_WHAT YOU HAVE TO DO:_ List, from the lines below, each one with "Florida" in it.

....

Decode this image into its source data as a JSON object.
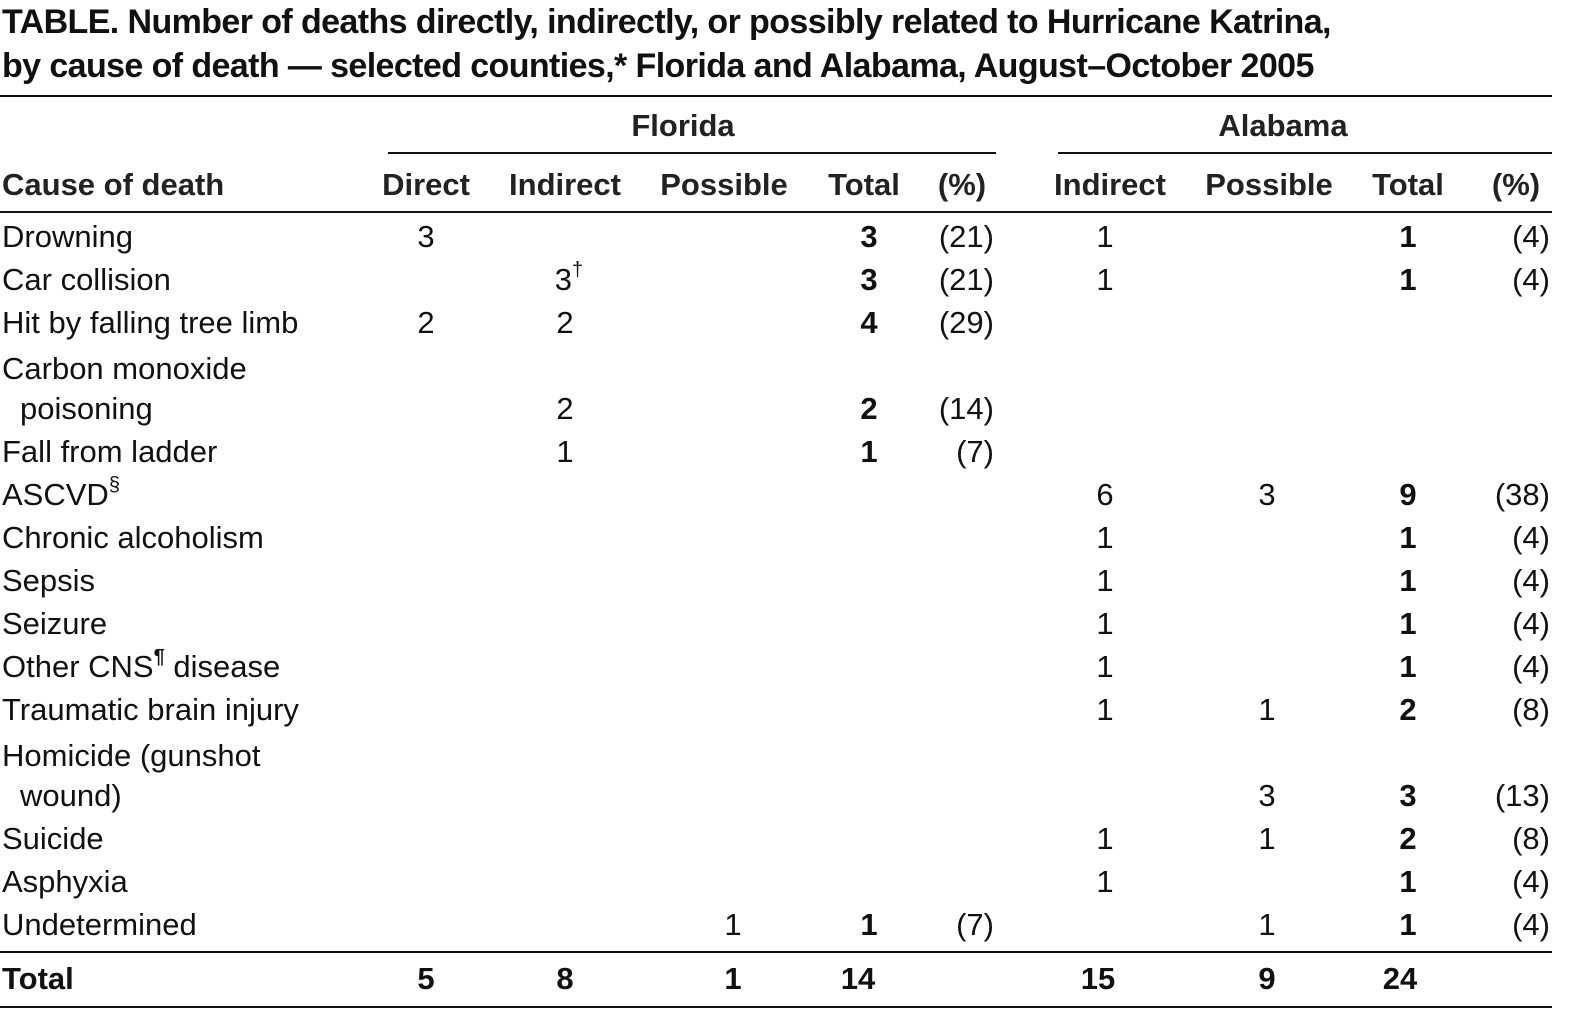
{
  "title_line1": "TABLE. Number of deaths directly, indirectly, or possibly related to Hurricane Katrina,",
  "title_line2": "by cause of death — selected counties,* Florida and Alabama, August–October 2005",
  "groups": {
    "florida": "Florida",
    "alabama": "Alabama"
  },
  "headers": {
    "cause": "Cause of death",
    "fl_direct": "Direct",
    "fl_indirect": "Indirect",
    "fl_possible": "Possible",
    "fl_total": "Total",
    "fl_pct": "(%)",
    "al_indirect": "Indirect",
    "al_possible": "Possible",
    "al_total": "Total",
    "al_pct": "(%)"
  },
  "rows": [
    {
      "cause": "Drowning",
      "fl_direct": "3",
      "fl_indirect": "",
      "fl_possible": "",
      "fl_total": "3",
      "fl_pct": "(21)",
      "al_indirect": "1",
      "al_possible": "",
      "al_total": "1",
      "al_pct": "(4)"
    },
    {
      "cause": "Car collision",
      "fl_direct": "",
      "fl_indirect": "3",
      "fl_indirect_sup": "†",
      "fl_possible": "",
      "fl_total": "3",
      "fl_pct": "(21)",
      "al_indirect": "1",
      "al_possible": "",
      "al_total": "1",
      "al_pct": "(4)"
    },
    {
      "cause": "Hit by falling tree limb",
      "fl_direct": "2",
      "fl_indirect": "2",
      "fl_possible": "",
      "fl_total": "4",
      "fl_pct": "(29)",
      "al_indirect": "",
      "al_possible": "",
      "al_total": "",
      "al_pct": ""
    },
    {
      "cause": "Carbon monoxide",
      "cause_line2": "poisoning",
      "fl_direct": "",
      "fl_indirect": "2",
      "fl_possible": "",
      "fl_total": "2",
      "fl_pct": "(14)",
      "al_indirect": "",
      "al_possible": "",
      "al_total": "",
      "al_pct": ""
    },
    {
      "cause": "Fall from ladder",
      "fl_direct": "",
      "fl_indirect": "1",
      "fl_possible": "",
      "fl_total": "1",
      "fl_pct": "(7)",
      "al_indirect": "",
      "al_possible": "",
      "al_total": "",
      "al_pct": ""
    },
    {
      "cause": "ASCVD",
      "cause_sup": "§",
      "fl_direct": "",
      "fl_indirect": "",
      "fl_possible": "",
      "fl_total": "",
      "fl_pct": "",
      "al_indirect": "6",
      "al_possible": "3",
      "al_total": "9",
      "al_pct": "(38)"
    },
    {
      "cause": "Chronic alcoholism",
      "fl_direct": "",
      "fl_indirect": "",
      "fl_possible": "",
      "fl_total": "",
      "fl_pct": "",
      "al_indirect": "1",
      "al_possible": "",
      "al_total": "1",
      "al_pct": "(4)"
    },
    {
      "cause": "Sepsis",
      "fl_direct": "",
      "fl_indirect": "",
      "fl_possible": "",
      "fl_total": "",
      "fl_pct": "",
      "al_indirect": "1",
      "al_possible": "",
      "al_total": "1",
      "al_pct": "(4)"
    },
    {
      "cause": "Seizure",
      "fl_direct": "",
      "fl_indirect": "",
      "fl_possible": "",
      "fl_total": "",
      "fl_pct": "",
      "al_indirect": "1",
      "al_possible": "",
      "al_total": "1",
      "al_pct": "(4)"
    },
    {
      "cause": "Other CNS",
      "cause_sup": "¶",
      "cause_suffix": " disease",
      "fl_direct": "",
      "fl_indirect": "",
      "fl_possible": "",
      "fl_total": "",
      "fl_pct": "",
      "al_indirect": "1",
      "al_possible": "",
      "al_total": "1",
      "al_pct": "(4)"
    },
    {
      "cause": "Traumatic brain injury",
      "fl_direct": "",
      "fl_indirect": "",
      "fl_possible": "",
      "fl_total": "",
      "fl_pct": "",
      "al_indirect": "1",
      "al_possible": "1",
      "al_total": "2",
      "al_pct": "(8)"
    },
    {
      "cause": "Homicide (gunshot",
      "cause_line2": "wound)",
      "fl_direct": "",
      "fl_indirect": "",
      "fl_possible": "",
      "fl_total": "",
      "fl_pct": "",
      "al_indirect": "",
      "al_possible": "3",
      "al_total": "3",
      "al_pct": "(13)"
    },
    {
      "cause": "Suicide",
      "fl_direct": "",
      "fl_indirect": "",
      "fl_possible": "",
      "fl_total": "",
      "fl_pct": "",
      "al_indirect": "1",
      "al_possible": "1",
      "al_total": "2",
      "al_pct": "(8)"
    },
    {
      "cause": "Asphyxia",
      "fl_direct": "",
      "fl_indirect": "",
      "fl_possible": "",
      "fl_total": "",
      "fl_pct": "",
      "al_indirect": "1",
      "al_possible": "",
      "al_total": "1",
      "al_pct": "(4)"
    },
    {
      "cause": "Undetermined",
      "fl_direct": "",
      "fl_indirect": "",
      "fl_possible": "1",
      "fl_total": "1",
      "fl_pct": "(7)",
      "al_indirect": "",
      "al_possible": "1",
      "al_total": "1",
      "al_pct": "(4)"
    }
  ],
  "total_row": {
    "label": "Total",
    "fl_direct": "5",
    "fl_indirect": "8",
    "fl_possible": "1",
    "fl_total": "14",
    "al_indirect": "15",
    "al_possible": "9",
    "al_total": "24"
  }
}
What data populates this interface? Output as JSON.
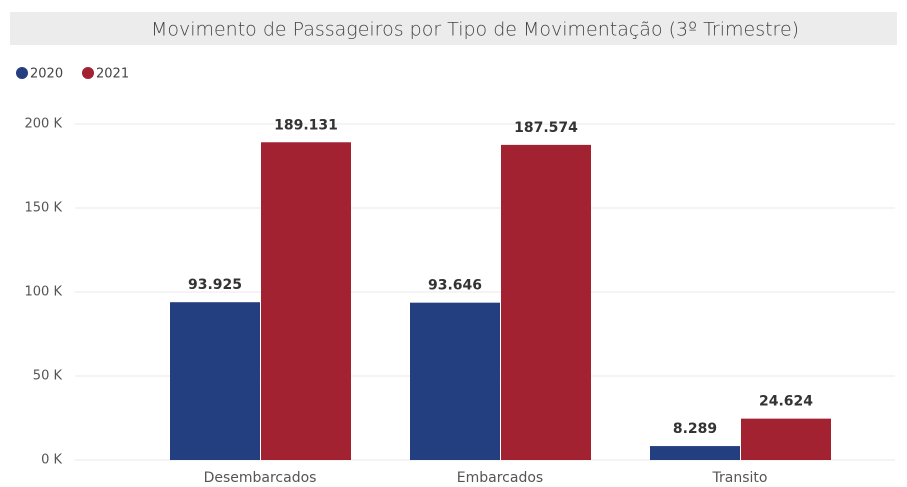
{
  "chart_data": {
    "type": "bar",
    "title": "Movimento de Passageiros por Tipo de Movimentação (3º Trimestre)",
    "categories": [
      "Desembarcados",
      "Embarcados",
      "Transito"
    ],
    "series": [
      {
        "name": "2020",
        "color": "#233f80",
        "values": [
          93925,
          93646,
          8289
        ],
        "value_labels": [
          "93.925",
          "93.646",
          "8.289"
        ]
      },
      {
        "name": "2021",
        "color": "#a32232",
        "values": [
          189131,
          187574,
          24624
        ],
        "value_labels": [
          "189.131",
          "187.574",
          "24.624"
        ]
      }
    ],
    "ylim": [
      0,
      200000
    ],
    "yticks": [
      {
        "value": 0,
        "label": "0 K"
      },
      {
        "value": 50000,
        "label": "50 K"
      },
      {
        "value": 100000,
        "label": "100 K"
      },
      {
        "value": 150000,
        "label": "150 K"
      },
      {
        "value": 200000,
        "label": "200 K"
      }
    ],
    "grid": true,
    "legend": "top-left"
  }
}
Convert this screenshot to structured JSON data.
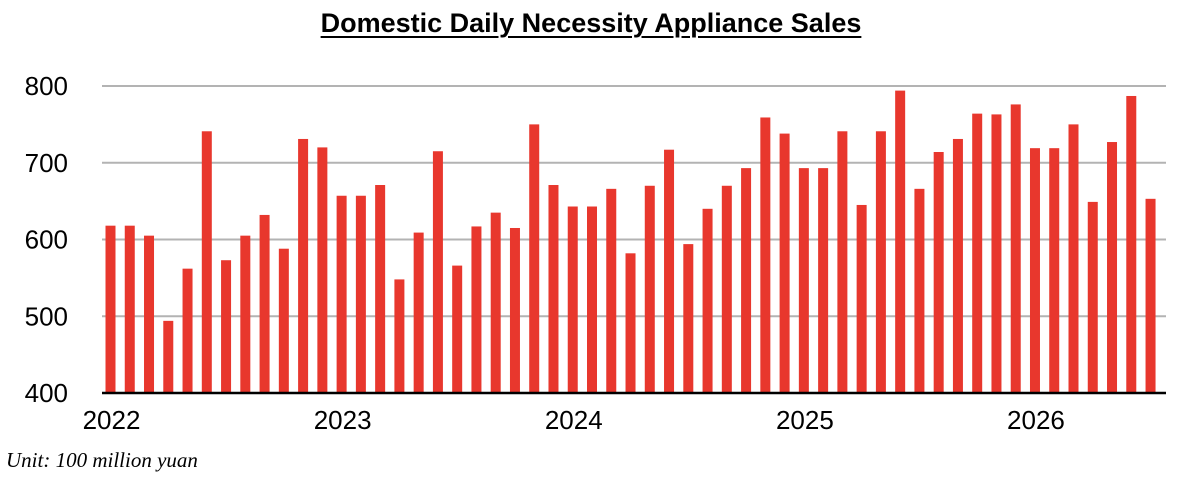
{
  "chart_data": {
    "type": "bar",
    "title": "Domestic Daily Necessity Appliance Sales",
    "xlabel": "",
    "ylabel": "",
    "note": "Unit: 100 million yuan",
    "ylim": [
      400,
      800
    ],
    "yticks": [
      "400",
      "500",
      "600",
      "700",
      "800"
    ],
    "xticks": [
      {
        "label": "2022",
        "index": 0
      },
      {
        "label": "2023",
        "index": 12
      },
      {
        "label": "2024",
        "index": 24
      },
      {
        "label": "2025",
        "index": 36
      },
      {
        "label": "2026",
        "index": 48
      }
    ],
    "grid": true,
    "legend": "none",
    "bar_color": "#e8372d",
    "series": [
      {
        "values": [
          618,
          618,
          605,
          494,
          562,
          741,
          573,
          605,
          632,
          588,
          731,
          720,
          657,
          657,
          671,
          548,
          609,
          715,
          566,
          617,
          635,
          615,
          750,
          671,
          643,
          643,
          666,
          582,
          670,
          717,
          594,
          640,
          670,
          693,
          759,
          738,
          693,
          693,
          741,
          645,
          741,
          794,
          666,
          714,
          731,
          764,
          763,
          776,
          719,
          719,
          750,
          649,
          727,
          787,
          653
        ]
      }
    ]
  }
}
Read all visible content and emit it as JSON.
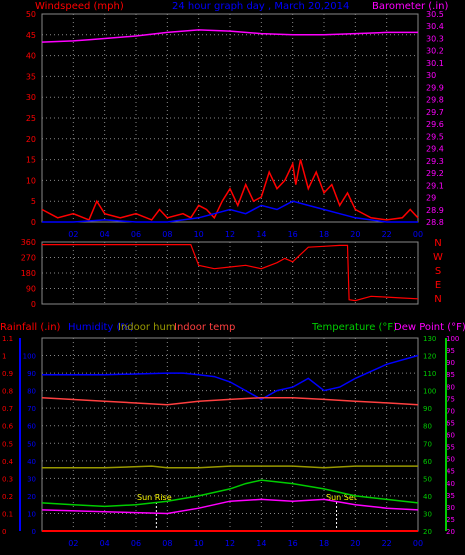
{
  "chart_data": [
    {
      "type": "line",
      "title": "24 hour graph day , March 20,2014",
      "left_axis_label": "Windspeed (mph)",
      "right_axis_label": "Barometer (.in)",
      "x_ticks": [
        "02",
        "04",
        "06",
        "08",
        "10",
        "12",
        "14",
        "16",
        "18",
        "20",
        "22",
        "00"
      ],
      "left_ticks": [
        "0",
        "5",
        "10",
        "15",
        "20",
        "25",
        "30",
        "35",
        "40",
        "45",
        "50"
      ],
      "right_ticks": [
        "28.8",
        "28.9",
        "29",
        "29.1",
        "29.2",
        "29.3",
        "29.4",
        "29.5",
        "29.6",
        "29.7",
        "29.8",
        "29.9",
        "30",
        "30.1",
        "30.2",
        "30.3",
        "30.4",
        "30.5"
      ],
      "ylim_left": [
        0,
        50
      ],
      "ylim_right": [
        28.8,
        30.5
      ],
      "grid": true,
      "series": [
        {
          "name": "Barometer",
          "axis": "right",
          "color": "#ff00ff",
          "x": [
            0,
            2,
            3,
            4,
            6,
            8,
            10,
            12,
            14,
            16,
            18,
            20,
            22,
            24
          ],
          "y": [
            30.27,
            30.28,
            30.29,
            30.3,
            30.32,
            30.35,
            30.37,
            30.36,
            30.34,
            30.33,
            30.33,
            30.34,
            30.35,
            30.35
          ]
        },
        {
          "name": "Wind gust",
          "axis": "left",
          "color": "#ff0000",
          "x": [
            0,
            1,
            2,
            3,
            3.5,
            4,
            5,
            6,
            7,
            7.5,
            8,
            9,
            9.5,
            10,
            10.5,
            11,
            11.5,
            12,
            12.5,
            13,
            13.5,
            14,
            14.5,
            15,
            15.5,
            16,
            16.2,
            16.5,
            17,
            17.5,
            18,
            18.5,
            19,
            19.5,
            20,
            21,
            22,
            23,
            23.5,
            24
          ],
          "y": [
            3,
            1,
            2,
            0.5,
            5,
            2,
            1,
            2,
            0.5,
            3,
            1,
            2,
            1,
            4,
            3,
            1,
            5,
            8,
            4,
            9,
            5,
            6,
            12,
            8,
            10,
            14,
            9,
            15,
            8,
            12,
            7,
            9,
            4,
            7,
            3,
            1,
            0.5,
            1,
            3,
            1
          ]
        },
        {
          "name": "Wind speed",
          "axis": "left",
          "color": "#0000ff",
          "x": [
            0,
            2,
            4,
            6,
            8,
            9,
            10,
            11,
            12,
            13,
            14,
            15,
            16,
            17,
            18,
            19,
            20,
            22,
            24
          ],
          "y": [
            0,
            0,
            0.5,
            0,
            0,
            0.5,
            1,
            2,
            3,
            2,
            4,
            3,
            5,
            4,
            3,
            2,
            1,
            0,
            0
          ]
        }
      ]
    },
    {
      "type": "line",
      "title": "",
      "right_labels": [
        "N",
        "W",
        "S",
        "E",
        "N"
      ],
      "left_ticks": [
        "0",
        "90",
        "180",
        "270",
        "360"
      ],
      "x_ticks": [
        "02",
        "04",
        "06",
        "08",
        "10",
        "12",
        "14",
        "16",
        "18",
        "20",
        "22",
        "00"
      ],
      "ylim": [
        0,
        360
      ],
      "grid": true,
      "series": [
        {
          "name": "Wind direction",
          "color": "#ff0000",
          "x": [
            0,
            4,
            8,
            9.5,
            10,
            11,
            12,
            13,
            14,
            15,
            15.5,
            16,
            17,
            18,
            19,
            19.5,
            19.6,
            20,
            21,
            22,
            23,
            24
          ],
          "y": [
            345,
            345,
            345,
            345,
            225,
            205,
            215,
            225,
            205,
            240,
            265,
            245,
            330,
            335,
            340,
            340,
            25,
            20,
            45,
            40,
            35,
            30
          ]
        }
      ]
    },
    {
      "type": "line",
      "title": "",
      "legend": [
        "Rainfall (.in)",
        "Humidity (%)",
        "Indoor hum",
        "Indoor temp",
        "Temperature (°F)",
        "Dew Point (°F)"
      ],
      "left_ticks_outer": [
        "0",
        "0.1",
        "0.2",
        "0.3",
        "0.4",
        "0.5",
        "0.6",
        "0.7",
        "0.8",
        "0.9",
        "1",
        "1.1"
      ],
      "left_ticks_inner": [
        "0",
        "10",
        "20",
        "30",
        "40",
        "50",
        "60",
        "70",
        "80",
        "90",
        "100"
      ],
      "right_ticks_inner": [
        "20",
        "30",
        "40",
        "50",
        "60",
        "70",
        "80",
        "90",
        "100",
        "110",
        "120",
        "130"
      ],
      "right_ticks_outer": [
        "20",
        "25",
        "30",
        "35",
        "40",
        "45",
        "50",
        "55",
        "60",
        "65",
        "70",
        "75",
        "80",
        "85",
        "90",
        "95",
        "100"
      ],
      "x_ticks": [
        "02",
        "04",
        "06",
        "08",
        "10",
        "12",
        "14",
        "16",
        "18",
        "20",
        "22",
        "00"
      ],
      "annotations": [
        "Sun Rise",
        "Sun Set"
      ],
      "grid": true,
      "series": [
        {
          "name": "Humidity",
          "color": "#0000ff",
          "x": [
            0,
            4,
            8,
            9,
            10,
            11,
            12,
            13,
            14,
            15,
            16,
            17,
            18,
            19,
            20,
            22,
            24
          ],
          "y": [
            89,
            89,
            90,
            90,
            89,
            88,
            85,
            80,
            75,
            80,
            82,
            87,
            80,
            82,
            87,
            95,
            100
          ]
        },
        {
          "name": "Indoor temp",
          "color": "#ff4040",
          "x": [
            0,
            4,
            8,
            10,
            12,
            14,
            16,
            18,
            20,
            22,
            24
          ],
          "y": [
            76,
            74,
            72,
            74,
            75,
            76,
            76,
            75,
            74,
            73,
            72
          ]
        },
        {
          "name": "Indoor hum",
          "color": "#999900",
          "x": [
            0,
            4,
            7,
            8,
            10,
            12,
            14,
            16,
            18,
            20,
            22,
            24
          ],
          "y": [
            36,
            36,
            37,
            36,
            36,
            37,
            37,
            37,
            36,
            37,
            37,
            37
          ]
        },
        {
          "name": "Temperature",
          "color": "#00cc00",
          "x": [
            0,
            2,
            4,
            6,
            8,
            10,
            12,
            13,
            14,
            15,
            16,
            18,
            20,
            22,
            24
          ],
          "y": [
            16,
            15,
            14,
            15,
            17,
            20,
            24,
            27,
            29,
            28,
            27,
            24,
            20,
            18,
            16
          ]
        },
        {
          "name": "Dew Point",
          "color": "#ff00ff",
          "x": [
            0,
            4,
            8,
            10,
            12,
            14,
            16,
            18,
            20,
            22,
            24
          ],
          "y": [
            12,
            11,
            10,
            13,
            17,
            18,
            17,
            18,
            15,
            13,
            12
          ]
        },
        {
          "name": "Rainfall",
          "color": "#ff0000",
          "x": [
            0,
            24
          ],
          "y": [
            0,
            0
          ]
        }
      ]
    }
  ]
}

....

_FULL SOLUTION:_
  "title_line2": "by cause of death — selected counties,* Florida and Alabama, August–October 2005",
    "florida": "Florida",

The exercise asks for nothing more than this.